◆ TASK TO CARRY OUT: Look through the listing below and report how many lines contain "ffffff", as a bare number.
── DATA IN THIS EXERCISE
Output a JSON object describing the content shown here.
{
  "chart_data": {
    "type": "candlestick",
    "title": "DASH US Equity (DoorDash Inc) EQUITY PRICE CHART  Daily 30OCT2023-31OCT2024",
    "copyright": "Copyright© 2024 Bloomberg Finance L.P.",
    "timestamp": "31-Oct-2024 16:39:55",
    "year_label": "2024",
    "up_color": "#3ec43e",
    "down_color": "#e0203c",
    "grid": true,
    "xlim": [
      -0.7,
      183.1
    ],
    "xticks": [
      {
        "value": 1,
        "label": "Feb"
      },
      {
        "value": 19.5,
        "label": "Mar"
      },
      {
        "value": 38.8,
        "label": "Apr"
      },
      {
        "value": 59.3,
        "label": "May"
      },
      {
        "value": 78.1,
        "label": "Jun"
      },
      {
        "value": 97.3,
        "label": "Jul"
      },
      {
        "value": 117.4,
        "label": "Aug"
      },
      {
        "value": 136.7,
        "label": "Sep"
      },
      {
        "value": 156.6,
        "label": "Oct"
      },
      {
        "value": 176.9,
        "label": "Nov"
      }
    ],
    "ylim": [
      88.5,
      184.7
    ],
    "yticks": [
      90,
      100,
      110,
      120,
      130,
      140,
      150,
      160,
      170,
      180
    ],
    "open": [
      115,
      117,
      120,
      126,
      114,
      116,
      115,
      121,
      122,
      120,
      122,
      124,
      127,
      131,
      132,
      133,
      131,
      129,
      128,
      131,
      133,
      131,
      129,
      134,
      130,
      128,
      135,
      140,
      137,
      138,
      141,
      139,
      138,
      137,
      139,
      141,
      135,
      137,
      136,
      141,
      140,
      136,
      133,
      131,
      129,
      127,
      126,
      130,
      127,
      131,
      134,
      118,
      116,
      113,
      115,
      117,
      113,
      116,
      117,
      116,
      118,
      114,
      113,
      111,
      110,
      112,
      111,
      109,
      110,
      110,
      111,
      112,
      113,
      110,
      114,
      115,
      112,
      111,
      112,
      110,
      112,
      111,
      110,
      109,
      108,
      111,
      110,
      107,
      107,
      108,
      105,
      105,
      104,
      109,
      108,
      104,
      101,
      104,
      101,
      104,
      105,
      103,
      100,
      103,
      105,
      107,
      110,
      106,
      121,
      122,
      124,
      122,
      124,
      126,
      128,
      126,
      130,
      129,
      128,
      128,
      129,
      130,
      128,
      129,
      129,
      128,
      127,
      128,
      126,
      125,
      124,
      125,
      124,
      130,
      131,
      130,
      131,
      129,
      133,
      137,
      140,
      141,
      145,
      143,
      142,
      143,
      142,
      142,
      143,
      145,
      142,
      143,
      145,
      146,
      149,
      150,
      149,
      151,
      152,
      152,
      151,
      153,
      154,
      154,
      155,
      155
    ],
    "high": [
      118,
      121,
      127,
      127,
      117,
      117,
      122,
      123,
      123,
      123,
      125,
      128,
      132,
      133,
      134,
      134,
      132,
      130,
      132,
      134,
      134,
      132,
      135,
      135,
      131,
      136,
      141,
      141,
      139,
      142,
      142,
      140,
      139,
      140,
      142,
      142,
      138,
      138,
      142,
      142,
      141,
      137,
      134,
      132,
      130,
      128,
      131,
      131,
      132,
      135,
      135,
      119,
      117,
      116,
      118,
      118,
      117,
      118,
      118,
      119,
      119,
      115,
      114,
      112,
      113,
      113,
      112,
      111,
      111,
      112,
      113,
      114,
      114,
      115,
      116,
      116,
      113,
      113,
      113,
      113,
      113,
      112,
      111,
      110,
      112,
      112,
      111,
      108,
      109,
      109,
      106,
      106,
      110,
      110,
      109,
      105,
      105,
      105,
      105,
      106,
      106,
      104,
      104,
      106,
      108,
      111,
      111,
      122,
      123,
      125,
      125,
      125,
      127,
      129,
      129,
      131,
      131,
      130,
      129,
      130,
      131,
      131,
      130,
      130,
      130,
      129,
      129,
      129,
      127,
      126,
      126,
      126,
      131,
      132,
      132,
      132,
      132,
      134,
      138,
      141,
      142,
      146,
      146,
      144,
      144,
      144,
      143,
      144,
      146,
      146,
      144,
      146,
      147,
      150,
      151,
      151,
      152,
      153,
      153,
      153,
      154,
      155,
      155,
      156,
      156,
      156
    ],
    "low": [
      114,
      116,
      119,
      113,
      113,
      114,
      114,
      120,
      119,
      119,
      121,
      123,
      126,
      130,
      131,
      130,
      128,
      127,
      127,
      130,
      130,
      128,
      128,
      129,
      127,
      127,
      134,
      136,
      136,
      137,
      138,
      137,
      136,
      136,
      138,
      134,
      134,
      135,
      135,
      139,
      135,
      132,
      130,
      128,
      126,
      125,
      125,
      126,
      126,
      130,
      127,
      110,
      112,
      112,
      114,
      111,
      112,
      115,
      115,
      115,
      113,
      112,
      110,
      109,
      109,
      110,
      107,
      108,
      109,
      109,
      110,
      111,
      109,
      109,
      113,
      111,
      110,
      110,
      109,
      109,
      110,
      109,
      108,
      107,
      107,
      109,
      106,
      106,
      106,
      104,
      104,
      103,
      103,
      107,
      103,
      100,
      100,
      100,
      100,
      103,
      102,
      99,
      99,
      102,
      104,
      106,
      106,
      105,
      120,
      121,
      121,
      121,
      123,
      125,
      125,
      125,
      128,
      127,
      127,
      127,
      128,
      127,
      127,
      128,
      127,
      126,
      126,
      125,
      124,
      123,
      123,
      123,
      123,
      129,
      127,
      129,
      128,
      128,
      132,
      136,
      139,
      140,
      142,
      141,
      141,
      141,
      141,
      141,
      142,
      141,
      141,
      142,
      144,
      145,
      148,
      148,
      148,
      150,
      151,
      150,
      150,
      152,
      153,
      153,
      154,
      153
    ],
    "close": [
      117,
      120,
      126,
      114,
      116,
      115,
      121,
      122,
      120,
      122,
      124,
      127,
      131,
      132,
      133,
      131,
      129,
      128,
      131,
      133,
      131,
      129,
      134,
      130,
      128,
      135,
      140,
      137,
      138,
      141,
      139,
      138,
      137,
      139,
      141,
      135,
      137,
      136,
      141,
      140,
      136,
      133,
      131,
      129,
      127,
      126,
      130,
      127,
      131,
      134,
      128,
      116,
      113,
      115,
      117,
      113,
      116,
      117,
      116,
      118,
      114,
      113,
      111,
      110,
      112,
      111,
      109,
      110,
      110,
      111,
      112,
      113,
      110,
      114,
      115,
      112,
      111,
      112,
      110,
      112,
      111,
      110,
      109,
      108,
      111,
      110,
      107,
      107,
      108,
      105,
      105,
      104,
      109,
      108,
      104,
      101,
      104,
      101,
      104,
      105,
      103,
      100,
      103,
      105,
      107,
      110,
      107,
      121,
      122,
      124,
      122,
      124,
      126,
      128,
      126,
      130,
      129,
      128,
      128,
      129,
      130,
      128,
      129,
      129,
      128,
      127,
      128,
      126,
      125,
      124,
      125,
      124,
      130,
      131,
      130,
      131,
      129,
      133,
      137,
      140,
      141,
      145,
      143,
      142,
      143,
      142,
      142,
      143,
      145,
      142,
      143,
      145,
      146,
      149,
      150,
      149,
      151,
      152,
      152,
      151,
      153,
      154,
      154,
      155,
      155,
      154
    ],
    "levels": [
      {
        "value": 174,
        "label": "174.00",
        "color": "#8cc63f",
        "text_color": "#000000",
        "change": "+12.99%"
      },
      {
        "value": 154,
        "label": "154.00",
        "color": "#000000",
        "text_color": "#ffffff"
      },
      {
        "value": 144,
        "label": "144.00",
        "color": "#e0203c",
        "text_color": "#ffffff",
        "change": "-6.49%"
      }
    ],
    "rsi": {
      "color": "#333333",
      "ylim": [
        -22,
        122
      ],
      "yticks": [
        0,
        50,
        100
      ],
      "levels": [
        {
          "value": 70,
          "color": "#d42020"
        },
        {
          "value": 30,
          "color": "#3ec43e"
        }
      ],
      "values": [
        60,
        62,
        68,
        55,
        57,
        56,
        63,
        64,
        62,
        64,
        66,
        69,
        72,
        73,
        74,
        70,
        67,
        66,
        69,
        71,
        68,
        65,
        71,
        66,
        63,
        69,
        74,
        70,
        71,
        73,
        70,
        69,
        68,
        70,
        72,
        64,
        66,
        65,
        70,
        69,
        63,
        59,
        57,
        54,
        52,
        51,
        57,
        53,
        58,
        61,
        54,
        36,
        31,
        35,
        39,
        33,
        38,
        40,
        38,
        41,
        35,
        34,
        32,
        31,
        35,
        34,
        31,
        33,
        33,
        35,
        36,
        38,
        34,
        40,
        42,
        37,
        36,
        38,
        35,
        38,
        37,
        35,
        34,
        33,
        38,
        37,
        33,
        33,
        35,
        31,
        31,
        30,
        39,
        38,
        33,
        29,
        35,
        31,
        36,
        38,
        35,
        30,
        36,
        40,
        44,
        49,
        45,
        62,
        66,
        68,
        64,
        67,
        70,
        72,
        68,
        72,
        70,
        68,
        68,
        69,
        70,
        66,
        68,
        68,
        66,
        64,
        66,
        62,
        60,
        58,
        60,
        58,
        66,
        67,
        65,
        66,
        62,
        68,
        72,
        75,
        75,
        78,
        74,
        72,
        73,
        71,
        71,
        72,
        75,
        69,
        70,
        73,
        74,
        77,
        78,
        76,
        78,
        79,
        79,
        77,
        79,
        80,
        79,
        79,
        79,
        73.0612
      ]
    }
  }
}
────
◆ OUTPUT: 2